_Description of the task_: What is the number of lines in these entries that include "appartenant"? Write that number and no other text.

[Dataset rows]
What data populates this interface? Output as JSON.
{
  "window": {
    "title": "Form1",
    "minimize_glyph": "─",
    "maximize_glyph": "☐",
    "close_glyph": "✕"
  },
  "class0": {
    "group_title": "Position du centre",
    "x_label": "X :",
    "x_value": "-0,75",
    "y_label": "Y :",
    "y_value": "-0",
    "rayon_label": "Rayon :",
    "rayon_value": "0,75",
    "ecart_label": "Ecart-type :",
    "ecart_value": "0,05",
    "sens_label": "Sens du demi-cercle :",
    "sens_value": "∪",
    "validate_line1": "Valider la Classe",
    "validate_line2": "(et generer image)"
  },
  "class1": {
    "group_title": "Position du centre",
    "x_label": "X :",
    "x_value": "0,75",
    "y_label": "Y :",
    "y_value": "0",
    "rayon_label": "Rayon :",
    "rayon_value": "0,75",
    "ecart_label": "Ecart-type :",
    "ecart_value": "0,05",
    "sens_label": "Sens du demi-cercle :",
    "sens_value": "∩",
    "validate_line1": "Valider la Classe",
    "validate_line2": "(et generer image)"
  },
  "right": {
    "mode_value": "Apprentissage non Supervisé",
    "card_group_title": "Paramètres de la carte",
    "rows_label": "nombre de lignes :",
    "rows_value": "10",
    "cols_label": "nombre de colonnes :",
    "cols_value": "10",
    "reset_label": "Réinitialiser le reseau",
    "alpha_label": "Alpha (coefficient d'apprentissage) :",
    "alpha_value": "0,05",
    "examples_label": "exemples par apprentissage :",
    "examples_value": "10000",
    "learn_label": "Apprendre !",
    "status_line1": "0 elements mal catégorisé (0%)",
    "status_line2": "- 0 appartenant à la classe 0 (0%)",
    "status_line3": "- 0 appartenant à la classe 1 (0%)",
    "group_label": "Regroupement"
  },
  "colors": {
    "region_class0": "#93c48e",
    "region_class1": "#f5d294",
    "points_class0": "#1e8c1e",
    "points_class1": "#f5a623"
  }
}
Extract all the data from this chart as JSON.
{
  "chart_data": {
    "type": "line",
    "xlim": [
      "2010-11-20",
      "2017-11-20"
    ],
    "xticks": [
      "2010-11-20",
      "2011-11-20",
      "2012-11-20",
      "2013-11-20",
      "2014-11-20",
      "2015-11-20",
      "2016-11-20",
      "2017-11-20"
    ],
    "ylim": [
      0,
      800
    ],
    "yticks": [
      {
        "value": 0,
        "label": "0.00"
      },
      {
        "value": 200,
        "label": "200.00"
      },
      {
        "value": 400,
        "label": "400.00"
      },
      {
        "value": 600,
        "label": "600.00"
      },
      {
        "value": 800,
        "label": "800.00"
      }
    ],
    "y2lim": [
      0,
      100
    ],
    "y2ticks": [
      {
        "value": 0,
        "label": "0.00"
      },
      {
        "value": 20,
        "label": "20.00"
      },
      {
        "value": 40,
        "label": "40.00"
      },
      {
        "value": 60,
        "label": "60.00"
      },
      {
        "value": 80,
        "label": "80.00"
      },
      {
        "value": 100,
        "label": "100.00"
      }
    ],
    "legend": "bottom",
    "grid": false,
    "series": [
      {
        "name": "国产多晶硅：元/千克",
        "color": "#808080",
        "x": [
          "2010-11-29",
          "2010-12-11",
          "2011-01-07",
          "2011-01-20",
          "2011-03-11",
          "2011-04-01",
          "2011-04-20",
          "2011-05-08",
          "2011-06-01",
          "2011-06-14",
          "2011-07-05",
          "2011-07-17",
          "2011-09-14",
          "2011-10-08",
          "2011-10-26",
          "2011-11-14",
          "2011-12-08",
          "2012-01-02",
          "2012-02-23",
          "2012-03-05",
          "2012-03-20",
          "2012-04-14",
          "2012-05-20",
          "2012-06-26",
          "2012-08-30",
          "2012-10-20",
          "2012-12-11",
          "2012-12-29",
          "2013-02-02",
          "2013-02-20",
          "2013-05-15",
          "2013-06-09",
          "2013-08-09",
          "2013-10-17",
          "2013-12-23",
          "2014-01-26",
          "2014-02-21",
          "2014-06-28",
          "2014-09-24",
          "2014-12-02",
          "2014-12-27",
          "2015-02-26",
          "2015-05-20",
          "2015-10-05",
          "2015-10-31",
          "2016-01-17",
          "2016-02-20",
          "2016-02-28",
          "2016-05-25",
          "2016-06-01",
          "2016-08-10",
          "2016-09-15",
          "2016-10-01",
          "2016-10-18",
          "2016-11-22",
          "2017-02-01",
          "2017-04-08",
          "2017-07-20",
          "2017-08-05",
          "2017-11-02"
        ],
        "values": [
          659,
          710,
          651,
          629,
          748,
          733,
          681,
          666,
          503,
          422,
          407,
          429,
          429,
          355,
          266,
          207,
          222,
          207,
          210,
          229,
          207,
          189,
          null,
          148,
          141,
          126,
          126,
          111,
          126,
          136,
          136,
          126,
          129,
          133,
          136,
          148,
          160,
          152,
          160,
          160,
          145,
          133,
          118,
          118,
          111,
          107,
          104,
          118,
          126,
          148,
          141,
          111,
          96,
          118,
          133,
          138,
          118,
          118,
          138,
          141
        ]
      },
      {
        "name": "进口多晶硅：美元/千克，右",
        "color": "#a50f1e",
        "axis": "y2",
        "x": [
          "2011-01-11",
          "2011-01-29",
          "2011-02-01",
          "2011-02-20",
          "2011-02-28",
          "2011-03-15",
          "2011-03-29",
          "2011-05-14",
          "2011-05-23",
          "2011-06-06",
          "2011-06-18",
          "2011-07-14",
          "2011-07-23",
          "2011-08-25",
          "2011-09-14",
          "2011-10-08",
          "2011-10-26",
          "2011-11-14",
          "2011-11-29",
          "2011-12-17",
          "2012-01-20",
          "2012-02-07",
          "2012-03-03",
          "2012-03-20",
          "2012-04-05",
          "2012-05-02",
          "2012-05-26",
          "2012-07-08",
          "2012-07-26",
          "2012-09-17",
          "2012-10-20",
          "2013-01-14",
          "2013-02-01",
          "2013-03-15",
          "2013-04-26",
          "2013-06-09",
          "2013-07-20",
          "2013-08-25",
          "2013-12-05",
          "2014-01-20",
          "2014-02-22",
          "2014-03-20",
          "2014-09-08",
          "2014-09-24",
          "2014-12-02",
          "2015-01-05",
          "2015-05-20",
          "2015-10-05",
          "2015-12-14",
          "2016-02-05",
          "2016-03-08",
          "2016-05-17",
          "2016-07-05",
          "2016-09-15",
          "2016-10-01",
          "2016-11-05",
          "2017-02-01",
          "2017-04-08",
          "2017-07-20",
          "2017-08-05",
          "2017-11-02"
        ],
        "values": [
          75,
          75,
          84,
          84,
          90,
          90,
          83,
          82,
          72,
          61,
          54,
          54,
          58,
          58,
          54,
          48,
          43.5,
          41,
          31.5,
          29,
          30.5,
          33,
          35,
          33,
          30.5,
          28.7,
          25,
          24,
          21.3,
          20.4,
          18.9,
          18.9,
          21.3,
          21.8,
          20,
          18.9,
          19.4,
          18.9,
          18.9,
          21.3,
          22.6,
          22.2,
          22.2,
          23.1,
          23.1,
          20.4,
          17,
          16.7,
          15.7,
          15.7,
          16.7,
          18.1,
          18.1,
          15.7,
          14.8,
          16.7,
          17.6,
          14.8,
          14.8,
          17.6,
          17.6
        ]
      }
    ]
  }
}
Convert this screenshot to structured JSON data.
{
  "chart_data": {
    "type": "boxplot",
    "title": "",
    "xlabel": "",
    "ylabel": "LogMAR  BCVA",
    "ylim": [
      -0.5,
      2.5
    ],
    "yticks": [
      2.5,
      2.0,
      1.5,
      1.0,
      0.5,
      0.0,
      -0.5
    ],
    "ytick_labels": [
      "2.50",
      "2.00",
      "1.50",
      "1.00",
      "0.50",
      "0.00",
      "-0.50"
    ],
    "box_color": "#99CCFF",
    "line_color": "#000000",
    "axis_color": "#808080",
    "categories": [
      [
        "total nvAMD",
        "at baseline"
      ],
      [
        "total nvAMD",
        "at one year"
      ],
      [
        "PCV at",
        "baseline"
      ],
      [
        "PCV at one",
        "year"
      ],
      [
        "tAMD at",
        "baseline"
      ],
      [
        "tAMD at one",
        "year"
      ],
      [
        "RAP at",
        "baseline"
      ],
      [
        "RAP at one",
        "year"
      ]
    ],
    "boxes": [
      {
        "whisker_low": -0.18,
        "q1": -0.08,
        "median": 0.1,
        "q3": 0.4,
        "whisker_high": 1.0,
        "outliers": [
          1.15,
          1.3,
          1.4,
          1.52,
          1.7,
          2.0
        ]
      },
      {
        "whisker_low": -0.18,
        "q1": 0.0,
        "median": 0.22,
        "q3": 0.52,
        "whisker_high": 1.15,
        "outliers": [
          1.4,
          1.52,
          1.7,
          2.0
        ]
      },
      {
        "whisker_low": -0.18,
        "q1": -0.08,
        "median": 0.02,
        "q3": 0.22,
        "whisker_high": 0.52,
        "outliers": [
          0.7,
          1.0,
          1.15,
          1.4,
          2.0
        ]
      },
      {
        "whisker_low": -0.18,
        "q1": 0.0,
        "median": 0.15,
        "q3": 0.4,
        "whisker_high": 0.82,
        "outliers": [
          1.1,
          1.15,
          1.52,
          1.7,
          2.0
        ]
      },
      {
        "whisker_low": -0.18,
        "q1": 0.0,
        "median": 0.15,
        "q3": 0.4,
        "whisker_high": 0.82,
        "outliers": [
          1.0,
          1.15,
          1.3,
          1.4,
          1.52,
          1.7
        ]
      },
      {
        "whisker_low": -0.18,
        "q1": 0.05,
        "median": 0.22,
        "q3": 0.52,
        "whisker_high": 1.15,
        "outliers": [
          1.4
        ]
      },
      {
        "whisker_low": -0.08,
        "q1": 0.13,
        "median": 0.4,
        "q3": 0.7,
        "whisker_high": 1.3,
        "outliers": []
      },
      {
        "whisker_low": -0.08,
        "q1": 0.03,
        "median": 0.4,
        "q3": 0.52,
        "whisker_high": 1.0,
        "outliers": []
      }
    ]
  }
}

_Exercise output_: 2